| Exercise input |

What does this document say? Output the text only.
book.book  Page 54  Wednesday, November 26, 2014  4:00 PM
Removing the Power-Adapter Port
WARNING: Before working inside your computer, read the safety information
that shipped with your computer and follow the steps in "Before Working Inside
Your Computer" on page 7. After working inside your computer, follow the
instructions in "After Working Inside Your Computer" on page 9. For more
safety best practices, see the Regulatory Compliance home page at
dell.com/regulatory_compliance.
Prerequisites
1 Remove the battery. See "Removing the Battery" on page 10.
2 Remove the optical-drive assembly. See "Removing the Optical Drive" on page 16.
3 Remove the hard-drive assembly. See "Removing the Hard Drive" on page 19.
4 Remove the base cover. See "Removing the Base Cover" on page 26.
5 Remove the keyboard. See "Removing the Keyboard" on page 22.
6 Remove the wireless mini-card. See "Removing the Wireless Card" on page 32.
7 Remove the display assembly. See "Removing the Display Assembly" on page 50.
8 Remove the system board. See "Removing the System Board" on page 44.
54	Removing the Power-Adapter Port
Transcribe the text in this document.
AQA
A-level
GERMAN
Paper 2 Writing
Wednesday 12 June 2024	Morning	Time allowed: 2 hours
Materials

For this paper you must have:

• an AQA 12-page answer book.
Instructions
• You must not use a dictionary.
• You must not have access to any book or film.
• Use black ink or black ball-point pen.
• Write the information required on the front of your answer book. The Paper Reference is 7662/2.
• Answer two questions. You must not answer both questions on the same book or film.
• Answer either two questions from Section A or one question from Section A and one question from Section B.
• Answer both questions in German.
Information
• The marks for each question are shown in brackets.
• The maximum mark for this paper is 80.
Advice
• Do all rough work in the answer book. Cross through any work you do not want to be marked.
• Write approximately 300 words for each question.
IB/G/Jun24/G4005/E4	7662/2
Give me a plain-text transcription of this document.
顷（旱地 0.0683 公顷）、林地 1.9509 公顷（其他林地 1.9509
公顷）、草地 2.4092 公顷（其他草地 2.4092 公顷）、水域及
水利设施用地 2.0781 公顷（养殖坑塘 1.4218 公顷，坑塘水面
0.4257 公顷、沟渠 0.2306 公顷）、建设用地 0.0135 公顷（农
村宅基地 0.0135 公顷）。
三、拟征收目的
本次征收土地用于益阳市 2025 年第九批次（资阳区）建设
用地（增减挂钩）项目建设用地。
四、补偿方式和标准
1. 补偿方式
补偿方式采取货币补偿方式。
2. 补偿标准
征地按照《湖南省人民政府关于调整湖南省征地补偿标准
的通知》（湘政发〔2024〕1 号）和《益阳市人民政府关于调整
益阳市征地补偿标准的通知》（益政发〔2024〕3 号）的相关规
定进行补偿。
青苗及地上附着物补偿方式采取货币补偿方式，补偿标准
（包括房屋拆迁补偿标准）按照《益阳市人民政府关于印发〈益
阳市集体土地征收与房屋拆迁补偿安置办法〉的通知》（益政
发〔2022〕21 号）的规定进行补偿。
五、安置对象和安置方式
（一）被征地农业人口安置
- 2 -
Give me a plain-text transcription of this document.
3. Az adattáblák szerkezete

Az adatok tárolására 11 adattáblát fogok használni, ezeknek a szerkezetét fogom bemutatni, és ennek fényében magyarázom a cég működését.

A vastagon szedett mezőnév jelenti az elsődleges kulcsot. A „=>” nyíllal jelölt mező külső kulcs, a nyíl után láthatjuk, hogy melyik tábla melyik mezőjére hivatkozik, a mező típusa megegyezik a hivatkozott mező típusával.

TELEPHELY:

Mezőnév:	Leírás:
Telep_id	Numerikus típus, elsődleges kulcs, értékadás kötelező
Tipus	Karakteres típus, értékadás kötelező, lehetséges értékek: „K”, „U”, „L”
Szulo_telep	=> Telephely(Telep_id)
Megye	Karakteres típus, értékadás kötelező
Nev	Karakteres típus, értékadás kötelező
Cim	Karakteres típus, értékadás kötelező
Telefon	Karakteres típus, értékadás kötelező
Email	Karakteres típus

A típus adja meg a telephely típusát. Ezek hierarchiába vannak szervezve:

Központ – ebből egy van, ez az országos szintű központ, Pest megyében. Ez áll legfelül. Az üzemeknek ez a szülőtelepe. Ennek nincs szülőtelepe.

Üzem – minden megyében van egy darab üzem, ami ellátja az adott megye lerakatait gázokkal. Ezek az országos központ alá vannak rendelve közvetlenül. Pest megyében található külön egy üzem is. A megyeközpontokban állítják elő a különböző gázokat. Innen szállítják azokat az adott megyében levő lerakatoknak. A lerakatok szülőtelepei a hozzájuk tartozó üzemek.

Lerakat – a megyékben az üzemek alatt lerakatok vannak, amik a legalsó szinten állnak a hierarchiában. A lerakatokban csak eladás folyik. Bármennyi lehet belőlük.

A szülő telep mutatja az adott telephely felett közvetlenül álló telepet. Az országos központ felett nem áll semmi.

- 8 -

| To be done |
Take the entries above and copy them out exactly.

| Result of the exercise |
What does this document say? Output the text only.
book.book  Page 54  Wednesday, November 26, 2014  4:00 PM
Removing the Power-Adapter Port
WARNING: Before working inside your computer, read the safety information
that shipped with your computer and follow the steps in "Before Working Inside
Your Computer" on page 7. After working inside your computer, follow the
instructions in "After Working Inside Your Computer" on page 9. For more
safety best practices, see the Regulatory Compliance home page at
dell.com/regulatory_compliance.
Prerequisites
1 Remove the battery. See "Removing the Battery" on page 10.
2 Remove the optical-drive assembly. See "Removing the Optical Drive" on page 16.
3 Remove the hard-drive assembly. See "Removing the Hard Drive" on page 19.
4 Remove the base cover. See "Removing the Base Cover" on page 26.
5 Remove the keyboard. See "Removing the Keyboard" on page 22.
6 Remove the wireless mini-card. See "Removing the Wireless Card" on page 32.
7 Remove the display assembly. See "Removing the Display Assembly" on page 50.
8 Remove the system board. See "Removing the System Board" on page 44.
54	Removing the Power-Adapter Port
Transcribe the text in this document.
AQA
A-level
GERMAN
Paper 2 Writing
Wednesday 12 June 2024	Morning	Time allowed: 2 hours
Materials

For this paper you must have:

• an AQA 12-page answer book.
Instructions
• You must not use a dictionary.
• You must not have access to any book or film.
• Use black ink or black ball-point pen.
• Write the information required on the front of your answer book. The Paper Reference is 7662/2.
• Answer two questions. You must not answer both questions on the same book or film.
• Answer either two questions from Section A or one question from Section A and one question from Section B.
• Answer both questions in German.
Information
• The marks for each question are shown in brackets.
• The maximum mark for this paper is 80.
Advice
• Do all rough work in the answer book. Cross through any work you do not want to be marked.
• Write approximately 300 words for each question.
IB/G/Jun24/G4005/E4	7662/2
Give me a plain-text transcription of this document.
顷（旱地 0.0683 公顷）、林地 1.9509 公顷（其他林地 1.9509
公顷）、草地 2.4092 公顷（其他草地 2.4092 公顷）、水域及
水利设施用地 2.0781 公顷（养殖坑塘 1.4218 公顷，坑塘水面
0.4257 公顷、沟渠 0.2306 公顷）、建设用地 0.0135 公顷（农
村宅基地 0.0135 公顷）。
三、拟征收目的
本次征收土地用于益阳市 2025 年第九批次（资阳区）建设
用地（增减挂钩）项目建设用地。
四、补偿方式和标准
1. 补偿方式
补偿方式采取货币补偿方式。
2. 补偿标准
征地按照《湖南省人民政府关于调整湖南省征地补偿标准
的通知》（湘政发〔2024〕1 号）和《益阳市人民政府关于调整
益阳市征地补偿标准的通知》（益政发〔2024〕3 号）的相关规
定进行补偿。
青苗及地上附着物补偿方式采取货币补偿方式，补偿标准
（包括房屋拆迁补偿标准）按照《益阳市人民政府关于印发〈益
阳市集体土地征收与房屋拆迁补偿安置办法〉的通知》（益政
发〔2022〕21 号）的规定进行补偿。
五、安置对象和安置方式
（一）被征地农业人口安置
- 2 -
Give me a plain-text transcription of this document.
3. Az adattáblák szerkezete

Az adatok tárolására 11 adattáblát fogok használni, ezeknek a szerkezetét fogom bemutatni, és ennek fényében magyarázom a cég működését.

A vastagon szedett mezőnév jelenti az elsődleges kulcsot. A „=>” nyíllal jelölt mező külső kulcs, a nyíl után láthatjuk, hogy melyik tábla melyik mezőjére hivatkozik, a mező típusa megegyezik a hivatkozott mező típusával.

TELEPHELY:

Mezőnév:	Leírás:
Telep_id	Numerikus típus, elsődleges kulcs, értékadás kötelező
Tipus	Karakteres típus, értékadás kötelező, lehetséges értékek: „K”, „U”, „L”
Szulo_telep	=> Telephely(Telep_id)
Megye	Karakteres típus, értékadás kötelező
Nev	Karakteres típus, értékadás kötelező
Cim	Karakteres típus, értékadás kötelező
Telefon	Karakteres típus, értékadás kötelező
Email	Karakteres típus

A típus adja meg a telephely típusát. Ezek hierarchiába vannak szervezve:

Központ – ebből egy van, ez az országos szintű központ, Pest megyében. Ez áll legfelül. Az üzemeknek ez a szülőtelepe. Ennek nincs szülőtelepe.

Üzem – minden megyében van egy darab üzem, ami ellátja az adott megye lerakatait gázokkal. Ezek az országos központ alá vannak rendelve közvetlenül. Pest megyében található külön egy üzem is. A megyeközpontokban állítják elő a különböző gázokat. Innen szállítják azokat az adott megyében levő lerakatoknak. A lerakatok szülőtelepei a hozzájuk tartozó üzemek.

Lerakat – a megyékben az üzemek alatt lerakatok vannak, amik a legalsó szinten állnak a hierarchiában. A lerakatokban csak eladás folyik. Bármennyi lehet belőlük.

A szülő telep mutatja az adott telephely felett közvetlenül álló telepet. Az országos központ felett nem áll semmi.

- 8 -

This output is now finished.